* START Data for the task *
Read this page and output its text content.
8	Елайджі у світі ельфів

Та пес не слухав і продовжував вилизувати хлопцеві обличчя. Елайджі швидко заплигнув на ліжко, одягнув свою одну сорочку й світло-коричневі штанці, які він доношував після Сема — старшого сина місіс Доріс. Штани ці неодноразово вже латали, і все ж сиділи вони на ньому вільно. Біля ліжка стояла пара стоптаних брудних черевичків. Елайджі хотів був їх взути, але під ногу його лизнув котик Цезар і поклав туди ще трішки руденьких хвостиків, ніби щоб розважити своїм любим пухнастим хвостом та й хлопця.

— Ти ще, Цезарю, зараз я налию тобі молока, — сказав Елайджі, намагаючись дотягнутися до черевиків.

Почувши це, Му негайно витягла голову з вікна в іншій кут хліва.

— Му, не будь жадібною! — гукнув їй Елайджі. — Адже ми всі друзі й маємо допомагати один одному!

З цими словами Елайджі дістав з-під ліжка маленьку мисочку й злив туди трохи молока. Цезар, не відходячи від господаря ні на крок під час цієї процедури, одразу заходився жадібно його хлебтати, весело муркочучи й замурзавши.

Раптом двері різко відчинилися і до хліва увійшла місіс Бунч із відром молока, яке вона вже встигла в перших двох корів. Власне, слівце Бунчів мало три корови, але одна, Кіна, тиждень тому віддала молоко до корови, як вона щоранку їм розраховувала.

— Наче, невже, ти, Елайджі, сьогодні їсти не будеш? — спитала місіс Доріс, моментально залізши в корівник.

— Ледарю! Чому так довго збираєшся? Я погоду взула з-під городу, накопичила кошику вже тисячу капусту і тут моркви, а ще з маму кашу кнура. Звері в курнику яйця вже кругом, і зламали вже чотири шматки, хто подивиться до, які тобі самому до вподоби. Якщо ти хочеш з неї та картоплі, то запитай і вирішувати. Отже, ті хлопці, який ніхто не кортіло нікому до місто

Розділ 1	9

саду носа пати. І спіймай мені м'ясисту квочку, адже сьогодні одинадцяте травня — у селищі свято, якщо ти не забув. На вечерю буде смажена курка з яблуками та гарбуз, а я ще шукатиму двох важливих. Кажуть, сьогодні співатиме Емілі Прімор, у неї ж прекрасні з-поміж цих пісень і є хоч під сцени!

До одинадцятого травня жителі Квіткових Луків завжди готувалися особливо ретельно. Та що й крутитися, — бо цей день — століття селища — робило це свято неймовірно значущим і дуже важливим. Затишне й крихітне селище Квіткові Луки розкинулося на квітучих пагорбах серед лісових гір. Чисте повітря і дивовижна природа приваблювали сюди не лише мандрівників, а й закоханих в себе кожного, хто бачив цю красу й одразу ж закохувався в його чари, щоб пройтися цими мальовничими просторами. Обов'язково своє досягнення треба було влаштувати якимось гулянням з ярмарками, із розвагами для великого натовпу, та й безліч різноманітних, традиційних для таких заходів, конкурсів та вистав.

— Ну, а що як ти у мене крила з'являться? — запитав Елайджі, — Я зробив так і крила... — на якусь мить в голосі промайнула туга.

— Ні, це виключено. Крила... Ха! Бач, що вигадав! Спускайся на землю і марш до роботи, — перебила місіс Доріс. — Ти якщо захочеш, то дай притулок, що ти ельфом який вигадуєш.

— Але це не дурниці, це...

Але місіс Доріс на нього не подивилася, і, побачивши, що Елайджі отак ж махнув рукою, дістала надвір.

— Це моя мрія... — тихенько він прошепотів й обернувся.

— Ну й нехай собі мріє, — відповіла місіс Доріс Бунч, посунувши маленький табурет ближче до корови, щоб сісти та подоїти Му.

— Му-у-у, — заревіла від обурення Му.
* END Data for the task *
- **Task goal**: Output the full listing without altering anything.

- **Answer to this problem**:
Read this page and output its text content.
8	Елайджі у світі ельфів

Та пес не слухав і продовжував вилизувати хлопцеві обличчя. Елайджі швидко заплигнув на ліжко, одягнув свою одну сорочку й світло-коричневі штанці, які він доношував після Сема — старшого сина місіс Доріс. Штани ці неодноразово вже латали, і все ж сиділи вони на ньому вільно. Біля ліжка стояла пара стоптаних брудних черевичків. Елайджі хотів був їх взути, але під ногу його лизнув котик Цезар і поклав туди ще трішки руденьких хвостиків, ніби щоб розважити своїм любим пухнастим хвостом та й хлопця.

— Ти ще, Цезарю, зараз я налию тобі молока, — сказав Елайджі, намагаючись дотягнутися до черевиків.

Почувши це, Му негайно витягла голову з вікна в іншій кут хліва.

— Му, не будь жадібною! — гукнув їй Елайджі. — Адже ми всі друзі й маємо допомагати один одному!

З цими словами Елайджі дістав з-під ліжка маленьку мисочку й злив туди трохи молока. Цезар, не відходячи від господаря ні на крок під час цієї процедури, одразу заходився жадібно його хлебтати, весело муркочучи й замурзавши.

Раптом двері різко відчинилися і до хліва увійшла місіс Бунч із відром молока, яке вона вже встигла в перших двох корів. Власне, слівце Бунчів мало три корови, але одна, Кіна, тиждень тому віддала молоко до корови, як вона щоранку їм розраховувала.

— Наче, невже, ти, Елайджі, сьогодні їсти не будеш? — спитала місіс Доріс, моментально залізши в корівник.

— Ледарю! Чому так довго збираєшся? Я погоду взула з-під городу, накопичила кошику вже тисячу капусту і тут моркви, а ще з маму кашу кнура. Звері в курнику яйця вже кругом, і зламали вже чотири шматки, хто подивиться до, які тобі самому до вподоби. Якщо ти хочеш з неї та картоплі, то запитай і вирішувати. Отже, ті хлопці, який ніхто не кортіло нікому до місто

Розділ 1	9

саду носа пати. І спіймай мені м'ясисту квочку, адже сьогодні одинадцяте травня — у селищі свято, якщо ти не забув. На вечерю буде смажена курка з яблуками та гарбуз, а я ще шукатиму двох важливих. Кажуть, сьогодні співатиме Емілі Прімор, у неї ж прекрасні з-поміж цих пісень і є хоч під сцени!

До одинадцятого травня жителі Квіткових Луків завжди готувалися особливо ретельно. Та що й крутитися, — бо цей день — століття селища — робило це свято неймовірно значущим і дуже важливим. Затишне й крихітне селище Квіткові Луки розкинулося на квітучих пагорбах серед лісових гір. Чисте повітря і дивовижна природа приваблювали сюди не лише мандрівників, а й закоханих в себе кожного, хто бачив цю красу й одразу ж закохувався в його чари, щоб пройтися цими мальовничими просторами. Обов'язково своє досягнення треба було влаштувати якимось гулянням з ярмарками, із розвагами для великого натовпу, та й безліч різноманітних, традиційних для таких заходів, конкурсів та вистав.

— Ну, а що як ти у мене крила з'являться? — запитав Елайджі, — Я зробив так і крила... — на якусь мить в голосі промайнула туга.

— Ні, це виключено. Крила... Ха! Бач, що вигадав! Спускайся на землю і марш до роботи, — перебила місіс Доріс. — Ти якщо захочеш, то дай притулок, що ти ельфом який вигадуєш.

— Але це не дурниці, це...

Але місіс Доріс на нього не подивилася, і, побачивши, що Елайджі отак ж махнув рукою, дістала надвір.

— Це моя мрія... — тихенько він прошепотів й обернувся.

— Ну й нехай собі мріє, — відповіла місіс Доріс Бунч, посунувши маленький табурет ближче до корови, щоб сісти та подоїти Му.

— Му-у-у, — заревіла від обурення Му.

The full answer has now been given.